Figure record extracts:
__________

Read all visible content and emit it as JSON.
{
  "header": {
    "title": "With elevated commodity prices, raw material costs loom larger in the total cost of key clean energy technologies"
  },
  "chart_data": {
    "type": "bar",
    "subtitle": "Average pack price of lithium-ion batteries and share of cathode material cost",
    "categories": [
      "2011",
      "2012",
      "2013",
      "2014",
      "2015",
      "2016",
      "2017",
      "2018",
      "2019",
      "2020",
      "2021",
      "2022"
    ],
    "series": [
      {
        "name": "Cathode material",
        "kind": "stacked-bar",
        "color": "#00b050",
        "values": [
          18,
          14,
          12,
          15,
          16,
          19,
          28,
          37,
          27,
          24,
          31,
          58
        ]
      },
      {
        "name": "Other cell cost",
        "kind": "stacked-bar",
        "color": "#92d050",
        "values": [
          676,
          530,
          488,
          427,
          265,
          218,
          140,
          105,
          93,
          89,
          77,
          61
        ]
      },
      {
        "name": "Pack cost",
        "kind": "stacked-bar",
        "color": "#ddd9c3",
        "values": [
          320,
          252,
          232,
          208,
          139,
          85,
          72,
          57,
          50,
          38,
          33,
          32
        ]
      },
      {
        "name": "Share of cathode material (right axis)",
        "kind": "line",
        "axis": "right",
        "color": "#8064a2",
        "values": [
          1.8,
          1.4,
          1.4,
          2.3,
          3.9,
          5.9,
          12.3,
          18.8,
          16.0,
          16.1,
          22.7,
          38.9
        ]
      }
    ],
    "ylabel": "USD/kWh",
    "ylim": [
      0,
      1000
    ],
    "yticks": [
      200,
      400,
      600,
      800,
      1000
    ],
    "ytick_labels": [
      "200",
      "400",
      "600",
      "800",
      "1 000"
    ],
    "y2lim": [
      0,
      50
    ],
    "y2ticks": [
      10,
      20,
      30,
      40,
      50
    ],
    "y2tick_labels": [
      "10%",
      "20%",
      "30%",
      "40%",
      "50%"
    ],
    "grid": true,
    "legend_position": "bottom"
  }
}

__________

▶ _Short task_
Pull out each line of the listing that holds the string "material".

▶ _Finished task_
    "title": "With elevated commodity prices, raw material costs loom larger in the total cost of key clean energy technologies"
    "subtitle": "Average pack price of lithium-ion batteries and share of cathode material cost",
        "name": "Cathode material",
        "name": "Share of cathode material (right axis)",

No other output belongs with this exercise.